[Stored data]
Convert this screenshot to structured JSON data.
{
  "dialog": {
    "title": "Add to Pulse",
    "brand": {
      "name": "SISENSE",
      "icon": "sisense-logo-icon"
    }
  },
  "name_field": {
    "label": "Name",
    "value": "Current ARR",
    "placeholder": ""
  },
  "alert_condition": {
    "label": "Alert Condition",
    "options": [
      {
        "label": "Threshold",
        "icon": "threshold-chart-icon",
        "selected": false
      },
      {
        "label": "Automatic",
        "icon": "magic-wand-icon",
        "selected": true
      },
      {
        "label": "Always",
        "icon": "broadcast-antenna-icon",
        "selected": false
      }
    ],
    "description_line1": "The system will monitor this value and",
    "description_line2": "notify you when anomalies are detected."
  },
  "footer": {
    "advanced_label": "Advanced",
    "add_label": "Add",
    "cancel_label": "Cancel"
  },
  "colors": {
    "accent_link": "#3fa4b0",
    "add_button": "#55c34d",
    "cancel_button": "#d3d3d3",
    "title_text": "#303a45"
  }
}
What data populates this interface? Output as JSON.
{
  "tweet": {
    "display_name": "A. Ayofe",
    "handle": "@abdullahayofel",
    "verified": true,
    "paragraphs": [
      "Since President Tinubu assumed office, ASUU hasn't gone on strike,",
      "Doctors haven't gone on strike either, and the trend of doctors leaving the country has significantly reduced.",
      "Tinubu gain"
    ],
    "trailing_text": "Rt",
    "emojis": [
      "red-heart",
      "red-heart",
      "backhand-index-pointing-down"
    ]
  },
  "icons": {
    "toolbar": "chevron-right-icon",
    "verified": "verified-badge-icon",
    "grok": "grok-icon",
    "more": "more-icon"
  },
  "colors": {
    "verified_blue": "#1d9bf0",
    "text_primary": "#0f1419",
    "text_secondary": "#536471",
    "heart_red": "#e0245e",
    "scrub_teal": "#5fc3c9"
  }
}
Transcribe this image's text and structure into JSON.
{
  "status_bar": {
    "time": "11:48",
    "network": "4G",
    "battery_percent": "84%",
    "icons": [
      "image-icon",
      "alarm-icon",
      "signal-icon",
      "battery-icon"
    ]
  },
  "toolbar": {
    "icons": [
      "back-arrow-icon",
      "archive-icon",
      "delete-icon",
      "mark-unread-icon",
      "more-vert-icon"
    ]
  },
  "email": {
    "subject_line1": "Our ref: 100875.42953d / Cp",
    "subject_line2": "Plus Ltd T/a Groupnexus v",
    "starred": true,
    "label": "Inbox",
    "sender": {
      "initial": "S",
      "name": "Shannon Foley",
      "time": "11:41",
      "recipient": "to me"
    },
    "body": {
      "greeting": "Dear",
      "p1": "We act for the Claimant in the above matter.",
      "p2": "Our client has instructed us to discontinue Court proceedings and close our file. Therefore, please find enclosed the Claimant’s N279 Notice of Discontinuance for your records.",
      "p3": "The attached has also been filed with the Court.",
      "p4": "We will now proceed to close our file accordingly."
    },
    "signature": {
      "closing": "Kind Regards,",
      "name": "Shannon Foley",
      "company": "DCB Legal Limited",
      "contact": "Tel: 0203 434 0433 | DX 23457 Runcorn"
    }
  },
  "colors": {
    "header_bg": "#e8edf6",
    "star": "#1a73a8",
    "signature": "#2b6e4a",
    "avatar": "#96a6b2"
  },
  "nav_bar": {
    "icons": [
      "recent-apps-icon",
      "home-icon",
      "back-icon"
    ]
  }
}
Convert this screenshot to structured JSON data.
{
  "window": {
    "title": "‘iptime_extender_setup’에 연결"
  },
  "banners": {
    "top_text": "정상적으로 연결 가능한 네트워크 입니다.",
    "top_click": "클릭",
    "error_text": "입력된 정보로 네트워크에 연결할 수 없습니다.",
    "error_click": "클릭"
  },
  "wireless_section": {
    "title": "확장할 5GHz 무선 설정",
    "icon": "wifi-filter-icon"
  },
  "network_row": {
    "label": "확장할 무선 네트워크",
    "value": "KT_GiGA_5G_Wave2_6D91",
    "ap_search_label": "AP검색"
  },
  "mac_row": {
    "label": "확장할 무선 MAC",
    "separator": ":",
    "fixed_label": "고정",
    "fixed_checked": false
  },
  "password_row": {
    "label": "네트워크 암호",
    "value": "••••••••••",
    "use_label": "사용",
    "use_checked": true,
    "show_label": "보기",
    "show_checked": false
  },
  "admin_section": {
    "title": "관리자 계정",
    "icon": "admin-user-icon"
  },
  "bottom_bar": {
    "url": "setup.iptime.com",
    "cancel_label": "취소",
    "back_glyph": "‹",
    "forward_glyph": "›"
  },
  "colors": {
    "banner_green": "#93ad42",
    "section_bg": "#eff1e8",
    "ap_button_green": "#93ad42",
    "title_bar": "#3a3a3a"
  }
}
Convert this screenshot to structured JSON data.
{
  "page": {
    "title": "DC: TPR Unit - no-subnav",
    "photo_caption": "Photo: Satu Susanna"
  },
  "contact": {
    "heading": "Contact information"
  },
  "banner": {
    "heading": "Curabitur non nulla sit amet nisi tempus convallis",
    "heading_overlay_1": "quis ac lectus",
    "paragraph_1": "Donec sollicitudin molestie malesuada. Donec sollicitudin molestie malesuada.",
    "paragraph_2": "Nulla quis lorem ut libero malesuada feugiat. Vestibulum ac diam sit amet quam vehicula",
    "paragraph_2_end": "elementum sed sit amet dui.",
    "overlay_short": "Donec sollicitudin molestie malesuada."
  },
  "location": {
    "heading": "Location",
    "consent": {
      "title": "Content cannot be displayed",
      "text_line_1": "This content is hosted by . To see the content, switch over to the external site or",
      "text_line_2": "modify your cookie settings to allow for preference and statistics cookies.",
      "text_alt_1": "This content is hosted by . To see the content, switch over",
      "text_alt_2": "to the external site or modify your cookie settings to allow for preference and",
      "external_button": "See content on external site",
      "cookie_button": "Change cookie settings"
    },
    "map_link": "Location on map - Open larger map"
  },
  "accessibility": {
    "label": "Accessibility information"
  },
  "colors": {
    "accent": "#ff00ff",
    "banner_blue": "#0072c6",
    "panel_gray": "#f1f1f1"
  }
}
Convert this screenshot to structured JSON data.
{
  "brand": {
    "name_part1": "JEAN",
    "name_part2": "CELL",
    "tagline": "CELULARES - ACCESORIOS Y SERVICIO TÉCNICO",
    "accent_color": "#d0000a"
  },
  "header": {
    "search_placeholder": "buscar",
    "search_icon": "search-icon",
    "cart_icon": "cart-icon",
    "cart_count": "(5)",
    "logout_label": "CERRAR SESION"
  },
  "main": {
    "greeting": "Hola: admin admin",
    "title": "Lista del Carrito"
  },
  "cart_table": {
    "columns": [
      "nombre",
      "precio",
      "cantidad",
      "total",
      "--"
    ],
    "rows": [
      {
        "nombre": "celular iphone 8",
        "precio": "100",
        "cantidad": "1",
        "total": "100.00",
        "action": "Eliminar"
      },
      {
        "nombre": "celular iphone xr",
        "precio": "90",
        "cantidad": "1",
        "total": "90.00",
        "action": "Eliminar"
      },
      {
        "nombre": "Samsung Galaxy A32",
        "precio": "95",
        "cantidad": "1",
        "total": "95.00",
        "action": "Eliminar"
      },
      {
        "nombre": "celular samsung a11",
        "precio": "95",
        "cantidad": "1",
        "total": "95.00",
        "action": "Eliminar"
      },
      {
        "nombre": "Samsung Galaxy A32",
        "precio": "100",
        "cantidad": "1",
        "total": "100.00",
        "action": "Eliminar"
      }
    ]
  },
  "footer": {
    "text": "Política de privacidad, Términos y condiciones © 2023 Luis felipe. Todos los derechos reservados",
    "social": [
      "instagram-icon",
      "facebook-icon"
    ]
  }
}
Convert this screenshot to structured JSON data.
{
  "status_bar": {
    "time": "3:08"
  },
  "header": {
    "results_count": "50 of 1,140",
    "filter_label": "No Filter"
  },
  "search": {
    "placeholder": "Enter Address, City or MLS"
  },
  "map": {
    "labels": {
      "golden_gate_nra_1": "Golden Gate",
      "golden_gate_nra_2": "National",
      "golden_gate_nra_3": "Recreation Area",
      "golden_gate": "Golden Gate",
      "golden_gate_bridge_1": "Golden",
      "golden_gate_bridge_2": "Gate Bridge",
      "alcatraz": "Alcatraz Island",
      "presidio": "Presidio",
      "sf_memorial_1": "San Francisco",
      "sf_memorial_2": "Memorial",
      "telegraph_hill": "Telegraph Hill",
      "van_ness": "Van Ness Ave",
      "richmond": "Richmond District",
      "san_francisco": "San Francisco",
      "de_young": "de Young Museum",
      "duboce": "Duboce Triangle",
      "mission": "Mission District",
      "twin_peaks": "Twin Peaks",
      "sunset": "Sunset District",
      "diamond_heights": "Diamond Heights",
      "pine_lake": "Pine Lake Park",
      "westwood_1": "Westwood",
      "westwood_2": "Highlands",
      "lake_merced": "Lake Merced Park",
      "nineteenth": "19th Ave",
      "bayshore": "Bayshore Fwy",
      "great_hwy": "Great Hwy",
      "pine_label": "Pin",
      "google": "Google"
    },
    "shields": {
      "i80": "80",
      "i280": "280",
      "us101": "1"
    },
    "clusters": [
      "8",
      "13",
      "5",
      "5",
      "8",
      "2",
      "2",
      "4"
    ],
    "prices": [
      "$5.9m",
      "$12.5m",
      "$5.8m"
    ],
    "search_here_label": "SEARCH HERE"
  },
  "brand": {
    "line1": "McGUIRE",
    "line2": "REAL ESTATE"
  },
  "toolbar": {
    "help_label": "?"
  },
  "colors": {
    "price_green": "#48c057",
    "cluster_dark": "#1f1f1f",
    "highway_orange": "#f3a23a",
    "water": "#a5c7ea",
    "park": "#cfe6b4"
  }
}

§ Task:
Each line in the listing above that contains "modify" should be copied.

§ Answer for the task:
      "text_line_2": "modify your cookie settings to allow for preference and statistics cookies.",
      "text_alt_2": "to the external site or modify your cookie settings to allow for preference and",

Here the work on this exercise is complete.